Zur Aufgabe: Gib aus dem Textauszug über das Pilgern den Abschnitt wörtlich wieder, der mit den Worten beginnt, die „Mit die­sem Auf­bruchs­wort“ enthalten, und mit „durch die ich gehe.“ schließt.

Pilgern im Zeichen der Hoffnung

Pilgern im Zeichen der Hoffnung

Brich auf. Las los. Mache dich auf. Begin­ne, Wege in dei­nem Leben zu ver­än­dern. Sei unter­wegs mit Leib und See­le und mit gan­zem Her­zen. Samm­le auf dem Weg zum Ziel die Hoff­nung — für dich, für dei­ne Mit­men­schen und für die gan­ze Schöp­fung. Und kom­me an.

Mit die­sem Auf­bruchs­wort machen wir – Pil­gern­de durch die Land­schaft Eider­stedt – uns mor­gens nach der Andacht auf den Weg. Es lie­gen etwa 20 Kilo­me­ter Weg­stre­cke vor uns. Je nach Wind, Wet­ter und eige­ner Ver­fas­sung geht man sie zöger­lich oder beschwingt, ver­zagt oder guten Mutes an. Jede und jeder von uns weiß, dass die­ser Weg vie­le neue Ein­drü­cke mit sich brin­gen wird, dazu Impul­se, Gedan­ken, Gesprä­che. Manch­mal auch Schmer­zen, inne­re wie äuße­re. Weil all dies unwei­ger­lich pas­sie­ren wird, weil sich etwas ver­än­dern wird in mir, mit mir, ist es gut, die Hoff­nung zu sam­meln. Für mich selbst, für das, was vor mir liegt, heu­te oder in der nächs­ten Zeit. Für mei­ne Mit­men­schen, für die, die mir am Her­zen lie­gen. Und für die Schöp­fung, durch die ich gehe.

Hoff­nung sam­meln – das kann gelin­gen, wenn ich wäh­rend des Gehens mit allen Sin­nen mei­ne Umge­bung wahr­neh­me. Wenn ich den Raps rie­che, das Wel­len­rau­schen höre, den Kirch­turm als nächs­tes Ziel sehe. Hoff­nung sam­meln – das geschieht auch im Gespräch mit mei­nen Weg­ge­fähr­ten und –gefähr­tin­nen. Wenn ich etwas erzäh­len kann, was mir auf der See­le liegt. Hoff­nung sam­meln – das kann ich im Gebet – wäh­rend einer Andacht in einer unse­rer Kirchen.

Manch­mal tut es gut, die Hoff­nung nicht nur still und stumm zu sam­meln, son­dern sie sicht­bar zu machen. Zum Bei­spiel auf die­se Wei­se: Wir waren unter­wegs in St. Peter-Ord­ing. Zunächst hat­ten wir eine Andacht in der Dorf­kir­che gefei­ert und waren dann auf dem Deich Rich­tung Bad gegan­gen. Über die See­brü­cke woll­ten wir zum Strand. Ich gab der Grup­pe eine Auf­ga­be für die­sen Weg mit: Sam­melt unter­wegs etwas, was Euch ins Auge fällt. Wir gin­gen los. Schwei­gend. Kon­zen­triert auf unse­re Suche. Am Kir­chen­schiff sam­mel­ten wir uns. Ich bat die Pil­gern­den, aus dem Mit­ge­brach­ten einen Anker in den Sand zu legen. Als wir fer­tig waren mit dem Legen, spru­del­ten die Wor­te. Wor­te der Freu­de und der Hoff­nung. Ich mach­te ein Foto vom Anker und druck­te es abends für alle Teil­neh­men­den aus – als Erin­ne­rung an die­sen Tag, an dem wir lern­ten, wie es gehen kann, die Hoff­nung zu sammeln.

Eingabedaten:
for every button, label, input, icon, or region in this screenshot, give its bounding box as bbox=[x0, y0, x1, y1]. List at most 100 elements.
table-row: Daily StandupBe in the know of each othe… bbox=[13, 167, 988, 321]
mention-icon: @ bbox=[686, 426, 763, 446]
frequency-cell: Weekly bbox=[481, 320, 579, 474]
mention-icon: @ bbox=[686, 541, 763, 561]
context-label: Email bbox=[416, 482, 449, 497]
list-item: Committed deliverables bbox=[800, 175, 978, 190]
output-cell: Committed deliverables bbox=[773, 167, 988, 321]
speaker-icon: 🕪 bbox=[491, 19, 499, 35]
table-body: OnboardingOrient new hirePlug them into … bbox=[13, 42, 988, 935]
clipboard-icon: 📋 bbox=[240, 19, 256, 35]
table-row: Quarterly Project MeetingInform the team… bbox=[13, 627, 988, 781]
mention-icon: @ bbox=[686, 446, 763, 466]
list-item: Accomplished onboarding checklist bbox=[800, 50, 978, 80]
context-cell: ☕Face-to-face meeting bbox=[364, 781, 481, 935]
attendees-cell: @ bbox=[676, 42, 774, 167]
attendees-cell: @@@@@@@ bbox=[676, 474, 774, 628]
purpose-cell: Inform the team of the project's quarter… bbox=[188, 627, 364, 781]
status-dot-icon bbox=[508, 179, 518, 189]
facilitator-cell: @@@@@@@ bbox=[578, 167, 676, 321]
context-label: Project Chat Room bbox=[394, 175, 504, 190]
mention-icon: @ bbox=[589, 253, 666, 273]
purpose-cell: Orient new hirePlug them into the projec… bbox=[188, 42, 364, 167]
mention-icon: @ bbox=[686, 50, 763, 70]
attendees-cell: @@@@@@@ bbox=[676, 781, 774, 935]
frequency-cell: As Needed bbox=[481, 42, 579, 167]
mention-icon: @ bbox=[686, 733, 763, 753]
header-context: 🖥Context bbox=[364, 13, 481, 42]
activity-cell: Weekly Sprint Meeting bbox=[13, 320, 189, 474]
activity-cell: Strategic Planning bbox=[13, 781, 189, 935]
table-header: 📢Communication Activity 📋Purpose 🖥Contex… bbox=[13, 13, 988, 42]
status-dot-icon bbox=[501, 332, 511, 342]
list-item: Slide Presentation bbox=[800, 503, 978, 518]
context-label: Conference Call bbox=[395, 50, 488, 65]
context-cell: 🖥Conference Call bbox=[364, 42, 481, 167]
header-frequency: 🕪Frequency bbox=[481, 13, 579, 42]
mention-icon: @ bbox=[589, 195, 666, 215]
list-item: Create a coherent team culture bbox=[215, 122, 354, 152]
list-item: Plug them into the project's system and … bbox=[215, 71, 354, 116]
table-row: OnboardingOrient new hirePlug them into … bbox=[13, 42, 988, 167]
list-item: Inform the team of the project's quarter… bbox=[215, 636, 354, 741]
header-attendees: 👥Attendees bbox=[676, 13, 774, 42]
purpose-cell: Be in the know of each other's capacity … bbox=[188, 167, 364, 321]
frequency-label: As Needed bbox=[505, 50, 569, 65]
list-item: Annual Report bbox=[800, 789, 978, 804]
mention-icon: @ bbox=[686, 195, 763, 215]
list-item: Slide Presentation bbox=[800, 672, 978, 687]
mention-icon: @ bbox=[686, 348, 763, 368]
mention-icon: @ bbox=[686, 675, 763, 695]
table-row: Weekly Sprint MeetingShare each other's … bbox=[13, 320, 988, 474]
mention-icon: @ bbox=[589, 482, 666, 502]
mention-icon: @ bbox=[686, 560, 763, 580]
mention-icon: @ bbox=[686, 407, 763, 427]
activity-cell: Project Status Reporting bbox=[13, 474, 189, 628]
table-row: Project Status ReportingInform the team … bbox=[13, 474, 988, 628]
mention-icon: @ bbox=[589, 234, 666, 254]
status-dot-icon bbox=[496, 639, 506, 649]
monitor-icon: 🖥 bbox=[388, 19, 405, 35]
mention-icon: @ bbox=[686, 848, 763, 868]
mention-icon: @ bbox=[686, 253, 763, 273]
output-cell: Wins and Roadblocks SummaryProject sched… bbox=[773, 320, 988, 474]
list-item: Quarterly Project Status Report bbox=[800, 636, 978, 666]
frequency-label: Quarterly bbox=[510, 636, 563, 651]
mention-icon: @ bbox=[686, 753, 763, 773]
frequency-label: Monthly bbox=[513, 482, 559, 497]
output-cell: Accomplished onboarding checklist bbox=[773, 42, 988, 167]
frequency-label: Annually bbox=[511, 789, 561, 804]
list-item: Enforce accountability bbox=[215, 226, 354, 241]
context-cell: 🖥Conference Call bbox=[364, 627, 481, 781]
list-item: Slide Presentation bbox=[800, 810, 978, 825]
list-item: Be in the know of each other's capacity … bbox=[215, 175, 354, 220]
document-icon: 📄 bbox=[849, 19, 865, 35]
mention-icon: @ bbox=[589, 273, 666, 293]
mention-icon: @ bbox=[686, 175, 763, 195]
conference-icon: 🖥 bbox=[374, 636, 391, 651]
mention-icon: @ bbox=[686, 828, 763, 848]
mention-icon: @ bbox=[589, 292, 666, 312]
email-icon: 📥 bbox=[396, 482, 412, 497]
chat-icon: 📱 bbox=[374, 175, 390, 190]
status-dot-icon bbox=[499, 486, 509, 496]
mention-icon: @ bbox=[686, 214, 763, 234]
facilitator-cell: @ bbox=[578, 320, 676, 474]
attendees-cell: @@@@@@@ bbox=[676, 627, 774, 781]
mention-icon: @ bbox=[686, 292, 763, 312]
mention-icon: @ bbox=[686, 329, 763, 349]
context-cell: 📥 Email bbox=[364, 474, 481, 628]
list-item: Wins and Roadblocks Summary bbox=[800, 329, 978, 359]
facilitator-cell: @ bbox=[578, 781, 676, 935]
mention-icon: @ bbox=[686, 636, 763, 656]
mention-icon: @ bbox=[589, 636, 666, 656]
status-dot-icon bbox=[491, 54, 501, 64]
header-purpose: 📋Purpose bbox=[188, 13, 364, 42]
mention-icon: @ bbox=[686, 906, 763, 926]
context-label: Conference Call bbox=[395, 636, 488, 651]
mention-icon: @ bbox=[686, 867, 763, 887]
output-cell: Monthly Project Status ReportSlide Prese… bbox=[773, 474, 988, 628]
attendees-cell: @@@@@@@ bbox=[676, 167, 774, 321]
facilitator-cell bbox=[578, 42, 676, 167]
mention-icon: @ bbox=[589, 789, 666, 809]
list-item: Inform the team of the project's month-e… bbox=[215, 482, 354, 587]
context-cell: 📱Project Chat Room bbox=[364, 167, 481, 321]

Ergebnis:
Mit die­sem Auf­bruchs­wort machen wir – Pil­gern­de durch die Land­schaft Eider­stedt – uns mor­gens nach der Andacht auf den Weg. Es lie­gen etwa 20 Kilo­me­ter Weg­stre­cke vor uns. Je nach Wind, Wet­ter und eige­ner Ver­fas­sung geht man sie zöger­lich oder beschwingt, ver­zagt oder guten Mutes an. Jede und jeder von uns weiß, dass die­ser Weg vie­le neue Ein­drü­cke mit sich brin­gen wird, dazu Impul­se, Gedan­ken, Gesprä­che. Manch­mal auch Schmer­zen, inne­re wie äuße­re. Weil all dies unwei­ger­lich pas­sie­ren wird, weil sich etwas ver­än­dern wird in mir, mit mir, ist es gut, die Hoff­nung zu sam­meln. Für mich selbst, für das, was vor mir liegt, heu­te oder in der nächs­ten Zeit. Für mei­ne Mit­men­schen, für die, die mir am Her­zen lie­gen. Und für die Schöp­fung, durch die ich gehe.